Read the records below. Copy each line where the string "name" occurs.

-- START OF Material provided --

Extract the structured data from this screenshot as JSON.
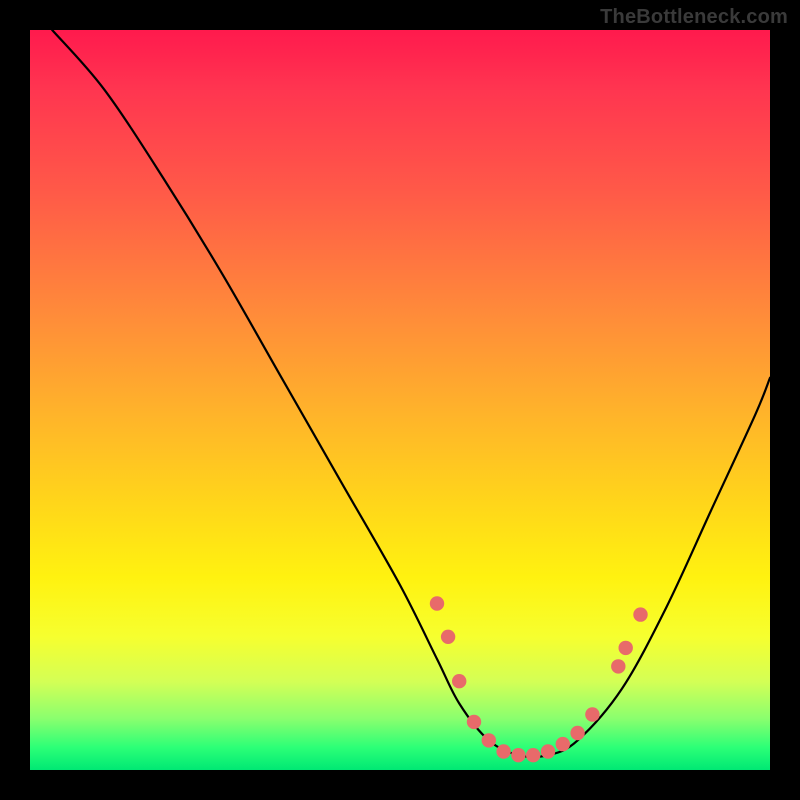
{
  "watermark": "TheBottleneck.com",
  "colors": {
    "gradient_top": "#ff1a4d",
    "gradient_mid": "#ffd61a",
    "gradient_bottom": "#00e874",
    "curve": "#000000",
    "dots": "#e86a6a",
    "frame": "#000000"
  },
  "chart_data": {
    "type": "line",
    "title": "",
    "xlabel": "",
    "ylabel": "",
    "xlim": [
      0,
      100
    ],
    "ylim": [
      0,
      100
    ],
    "grid": false,
    "legend": false,
    "series": [
      {
        "name": "bottleneck-curve",
        "x": [
          3,
          10,
          18,
          26,
          34,
          42,
          50,
          55,
          58,
          62,
          66,
          70,
          74,
          80,
          86,
          92,
          98,
          100
        ],
        "y": [
          100,
          92,
          80,
          67,
          53,
          39,
          25,
          15,
          9,
          4,
          2,
          2,
          4,
          11,
          22,
          35,
          48,
          53
        ]
      }
    ],
    "markers": [
      {
        "x": 55.0,
        "y": 22.5
      },
      {
        "x": 56.5,
        "y": 18.0
      },
      {
        "x": 58.0,
        "y": 12.0
      },
      {
        "x": 60.0,
        "y": 6.5
      },
      {
        "x": 62.0,
        "y": 4.0
      },
      {
        "x": 64.0,
        "y": 2.5
      },
      {
        "x": 66.0,
        "y": 2.0
      },
      {
        "x": 68.0,
        "y": 2.0
      },
      {
        "x": 70.0,
        "y": 2.5
      },
      {
        "x": 72.0,
        "y": 3.5
      },
      {
        "x": 74.0,
        "y": 5.0
      },
      {
        "x": 76.0,
        "y": 7.5
      },
      {
        "x": 79.5,
        "y": 14.0
      },
      {
        "x": 80.5,
        "y": 16.5
      },
      {
        "x": 82.5,
        "y": 21.0
      }
    ]
  }
}
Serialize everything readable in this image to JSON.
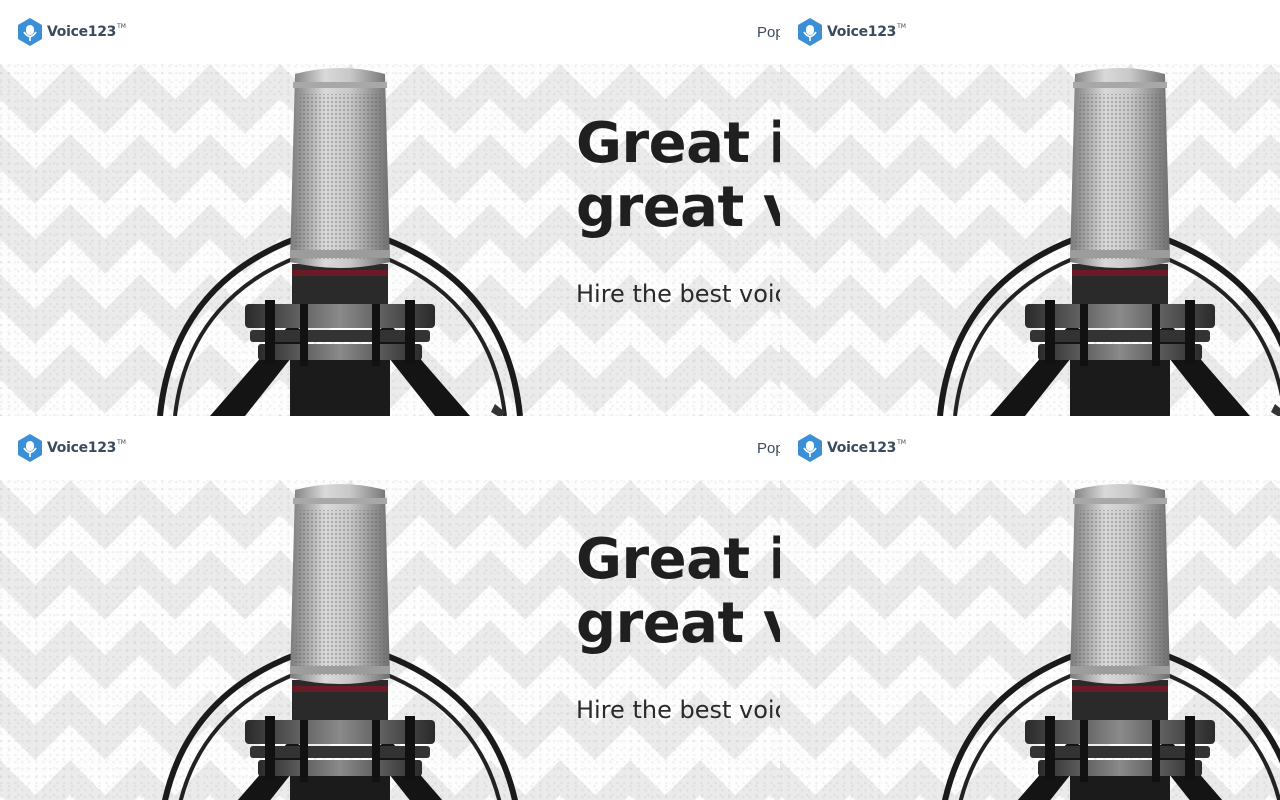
{
  "brand": {
    "name": "Voice123",
    "trademark": "TM",
    "color": "#3a8fd6"
  },
  "nav": {
    "partial_item": "Pop"
  },
  "hero": {
    "headline_line1": "Great ic",
    "headline_line2": "great vo",
    "subline": "Hire the best voice"
  },
  "colors": {
    "text_dark": "#1f1f1f",
    "logo_text": "#3b4a5c",
    "hero_bg": "#f3f3f3"
  },
  "icons": {
    "logo": "microphone-hexagon-icon",
    "hero_image": "studio-microphone"
  }
}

-- END OF Material provided --

[Final result]
        "name": "bottleneck-curve",
    "name": "Voice123",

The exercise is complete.